[EXERCISE OBJECTIVE] Copy out all lines carrying the word "celular".

[DATA LINES]

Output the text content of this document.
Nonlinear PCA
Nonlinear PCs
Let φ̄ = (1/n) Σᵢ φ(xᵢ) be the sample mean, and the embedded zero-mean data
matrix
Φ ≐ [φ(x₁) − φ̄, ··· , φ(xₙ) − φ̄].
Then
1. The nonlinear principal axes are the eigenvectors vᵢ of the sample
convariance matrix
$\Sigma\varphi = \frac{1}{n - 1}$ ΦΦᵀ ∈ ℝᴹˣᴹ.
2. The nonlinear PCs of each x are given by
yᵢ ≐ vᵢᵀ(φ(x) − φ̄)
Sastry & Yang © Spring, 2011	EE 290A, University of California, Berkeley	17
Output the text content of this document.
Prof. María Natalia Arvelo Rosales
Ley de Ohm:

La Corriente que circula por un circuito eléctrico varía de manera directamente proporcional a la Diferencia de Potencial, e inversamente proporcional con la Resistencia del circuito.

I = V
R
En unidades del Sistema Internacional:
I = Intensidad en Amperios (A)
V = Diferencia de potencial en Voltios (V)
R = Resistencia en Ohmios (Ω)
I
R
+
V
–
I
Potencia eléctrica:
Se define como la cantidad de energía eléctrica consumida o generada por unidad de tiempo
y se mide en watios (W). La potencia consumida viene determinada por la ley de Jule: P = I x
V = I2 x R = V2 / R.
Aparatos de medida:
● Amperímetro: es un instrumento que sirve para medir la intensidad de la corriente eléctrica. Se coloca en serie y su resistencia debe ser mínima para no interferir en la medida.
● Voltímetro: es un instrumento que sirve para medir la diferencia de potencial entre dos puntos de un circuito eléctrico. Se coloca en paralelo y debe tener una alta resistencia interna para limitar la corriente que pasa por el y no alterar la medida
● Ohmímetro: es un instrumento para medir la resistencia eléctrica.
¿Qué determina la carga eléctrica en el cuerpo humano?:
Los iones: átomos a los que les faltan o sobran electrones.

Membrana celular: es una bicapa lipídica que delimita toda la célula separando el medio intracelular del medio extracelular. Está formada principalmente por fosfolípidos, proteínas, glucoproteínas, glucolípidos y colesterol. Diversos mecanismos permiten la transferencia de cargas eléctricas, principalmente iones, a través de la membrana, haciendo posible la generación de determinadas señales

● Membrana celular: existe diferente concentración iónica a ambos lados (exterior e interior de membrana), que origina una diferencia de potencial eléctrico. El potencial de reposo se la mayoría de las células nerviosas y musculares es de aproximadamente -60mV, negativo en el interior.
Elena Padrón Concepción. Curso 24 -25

[SOLUTION TO THIS TASK]
Membrana celular: es una bicapa lipídica que delimita toda la célula separando el medio intracelular del medio extracelular. Está formada principalmente por fosfolípidos, proteínas, glucoproteínas, glucolípidos y colesterol. Diversos mecanismos permiten la transferencia de cargas eléctricas, principalmente iones, a través de la membrana, haciendo posible la generación de determinadas señales
● Membrana celular: existe diferente concentración iónica a ambos lados (exterior e interior de membrana), que origina una diferencia de potencial eléctrico. El potencial de reposo se la mayoría de las células nerviosas y musculares es de aproximadamente -60mV, negativo en el interior.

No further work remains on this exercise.